Repeat the whole listing below, word for word.
╔══
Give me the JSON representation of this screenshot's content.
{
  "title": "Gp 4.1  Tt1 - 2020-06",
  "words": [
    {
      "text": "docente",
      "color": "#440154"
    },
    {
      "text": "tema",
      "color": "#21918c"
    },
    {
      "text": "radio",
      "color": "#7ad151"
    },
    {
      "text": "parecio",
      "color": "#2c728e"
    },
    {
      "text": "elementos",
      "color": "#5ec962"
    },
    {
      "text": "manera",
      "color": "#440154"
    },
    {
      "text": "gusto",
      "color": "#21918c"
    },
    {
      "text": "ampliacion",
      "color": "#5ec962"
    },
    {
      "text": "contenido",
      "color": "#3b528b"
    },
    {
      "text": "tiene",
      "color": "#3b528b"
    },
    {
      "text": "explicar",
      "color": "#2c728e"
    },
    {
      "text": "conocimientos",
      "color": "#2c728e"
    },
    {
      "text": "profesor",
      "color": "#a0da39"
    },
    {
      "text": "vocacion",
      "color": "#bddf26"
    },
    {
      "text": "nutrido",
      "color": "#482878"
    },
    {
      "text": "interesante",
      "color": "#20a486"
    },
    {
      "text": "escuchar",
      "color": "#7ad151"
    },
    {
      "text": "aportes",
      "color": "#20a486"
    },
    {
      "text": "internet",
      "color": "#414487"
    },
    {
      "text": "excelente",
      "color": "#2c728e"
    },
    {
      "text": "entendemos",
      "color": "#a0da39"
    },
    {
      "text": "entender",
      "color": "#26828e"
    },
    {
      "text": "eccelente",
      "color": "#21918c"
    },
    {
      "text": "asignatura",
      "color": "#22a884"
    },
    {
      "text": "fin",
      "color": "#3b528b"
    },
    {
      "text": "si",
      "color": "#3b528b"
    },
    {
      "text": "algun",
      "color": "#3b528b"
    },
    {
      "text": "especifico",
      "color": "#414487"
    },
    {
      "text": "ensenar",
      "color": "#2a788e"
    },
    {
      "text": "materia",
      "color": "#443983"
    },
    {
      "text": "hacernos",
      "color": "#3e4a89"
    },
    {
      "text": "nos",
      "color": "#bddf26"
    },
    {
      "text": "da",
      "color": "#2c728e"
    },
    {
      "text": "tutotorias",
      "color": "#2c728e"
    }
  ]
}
╚══
RESPONSE:
Give me the JSON representation of this screenshot's content.
{
  "title": "Gp 4.1  Tt1 - 2020-06",
  "words": [
    {
      "text": "docente",
      "color": "#440154"
    },
    {
      "text": "tema",
      "color": "#21918c"
    },
    {
      "text": "radio",
      "color": "#7ad151"
    },
    {
      "text": "parecio",
      "color": "#2c728e"
    },
    {
      "text": "elementos",
      "color": "#5ec962"
    },
    {
      "text": "manera",
      "color": "#440154"
    },
    {
      "text": "gusto",
      "color": "#21918c"
    },
    {
      "text": "ampliacion",
      "color": "#5ec962"
    },
    {
      "text": "contenido",
      "color": "#3b528b"
    },
    {
      "text": "tiene",
      "color": "#3b528b"
    },
    {
      "text": "explicar",
      "color": "#2c728e"
    },
    {
      "text": "conocimientos",
      "color": "#2c728e"
    },
    {
      "text": "profesor",
      "color": "#a0da39"
    },
    {
      "text": "vocacion",
      "color": "#bddf26"
    },
    {
      "text": "nutrido",
      "color": "#482878"
    },
    {
      "text": "interesante",
      "color": "#20a486"
    },
    {
      "text": "escuchar",
      "color": "#7ad151"
    },
    {
      "text": "aportes",
      "color": "#20a486"
    },
    {
      "text": "internet",
      "color": "#414487"
    },
    {
      "text": "excelente",
      "color": "#2c728e"
    },
    {
      "text": "entendemos",
      "color": "#a0da39"
    },
    {
      "text": "entender",
      "color": "#26828e"
    },
    {
      "text": "eccelente",
      "color": "#21918c"
    },
    {
      "text": "asignatura",
      "color": "#22a884"
    },
    {
      "text": "fin",
      "color": "#3b528b"
    },
    {
      "text": "si",
      "color": "#3b528b"
    },
    {
      "text": "algun",
      "color": "#3b528b"
    },
    {
      "text": "especifico",
      "color": "#414487"
    },
    {
      "text": "ensenar",
      "color": "#2a788e"
    },
    {
      "text": "materia",
      "color": "#443983"
    },
    {
      "text": "hacernos",
      "color": "#3e4a89"
    },
    {
      "text": "nos",
      "color": "#bddf26"
    },
    {
      "text": "da",
      "color": "#2c728e"
    },
    {
      "text": "tutotorias",
      "color": "#2c728e"
    }
  ]
}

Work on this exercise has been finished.